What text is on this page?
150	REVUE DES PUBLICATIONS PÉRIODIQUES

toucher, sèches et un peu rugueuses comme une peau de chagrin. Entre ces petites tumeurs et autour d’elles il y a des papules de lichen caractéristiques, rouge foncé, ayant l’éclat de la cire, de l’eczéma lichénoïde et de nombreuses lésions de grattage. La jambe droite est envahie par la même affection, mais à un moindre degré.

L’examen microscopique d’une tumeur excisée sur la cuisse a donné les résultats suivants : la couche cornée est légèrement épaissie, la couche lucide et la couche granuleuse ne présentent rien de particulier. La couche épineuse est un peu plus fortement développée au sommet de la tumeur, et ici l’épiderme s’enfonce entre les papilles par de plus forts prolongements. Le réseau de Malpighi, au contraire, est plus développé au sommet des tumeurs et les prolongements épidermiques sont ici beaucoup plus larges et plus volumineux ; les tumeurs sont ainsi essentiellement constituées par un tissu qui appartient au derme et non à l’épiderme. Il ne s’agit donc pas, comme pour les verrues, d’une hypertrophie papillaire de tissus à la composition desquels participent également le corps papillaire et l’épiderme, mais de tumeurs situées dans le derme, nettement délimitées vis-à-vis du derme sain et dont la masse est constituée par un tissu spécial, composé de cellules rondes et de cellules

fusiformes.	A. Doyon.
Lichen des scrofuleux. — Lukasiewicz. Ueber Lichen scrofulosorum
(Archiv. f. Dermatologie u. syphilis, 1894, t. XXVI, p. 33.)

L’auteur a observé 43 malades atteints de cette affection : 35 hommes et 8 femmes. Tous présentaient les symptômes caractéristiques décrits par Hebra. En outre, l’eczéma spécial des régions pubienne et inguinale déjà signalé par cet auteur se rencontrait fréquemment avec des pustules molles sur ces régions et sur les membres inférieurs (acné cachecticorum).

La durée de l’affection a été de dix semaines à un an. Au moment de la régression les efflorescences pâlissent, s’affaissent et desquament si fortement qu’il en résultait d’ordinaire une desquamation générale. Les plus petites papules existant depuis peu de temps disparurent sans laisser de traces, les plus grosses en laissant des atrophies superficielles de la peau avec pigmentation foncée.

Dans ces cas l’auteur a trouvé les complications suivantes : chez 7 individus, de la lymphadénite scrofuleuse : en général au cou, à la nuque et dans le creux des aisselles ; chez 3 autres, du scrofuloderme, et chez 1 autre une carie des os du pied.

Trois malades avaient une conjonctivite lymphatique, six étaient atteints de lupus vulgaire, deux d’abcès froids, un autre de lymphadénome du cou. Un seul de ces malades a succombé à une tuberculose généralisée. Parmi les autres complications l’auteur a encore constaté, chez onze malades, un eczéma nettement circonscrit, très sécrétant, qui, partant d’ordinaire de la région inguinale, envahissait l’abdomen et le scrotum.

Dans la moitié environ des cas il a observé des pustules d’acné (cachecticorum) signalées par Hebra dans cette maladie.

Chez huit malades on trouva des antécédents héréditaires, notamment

===============

◆ WHAT YOU ARE ASKED TO DO
Go over the records above line by line and count those holding the word "Hebra". Reply only with the number.

◆ THE REPLY
2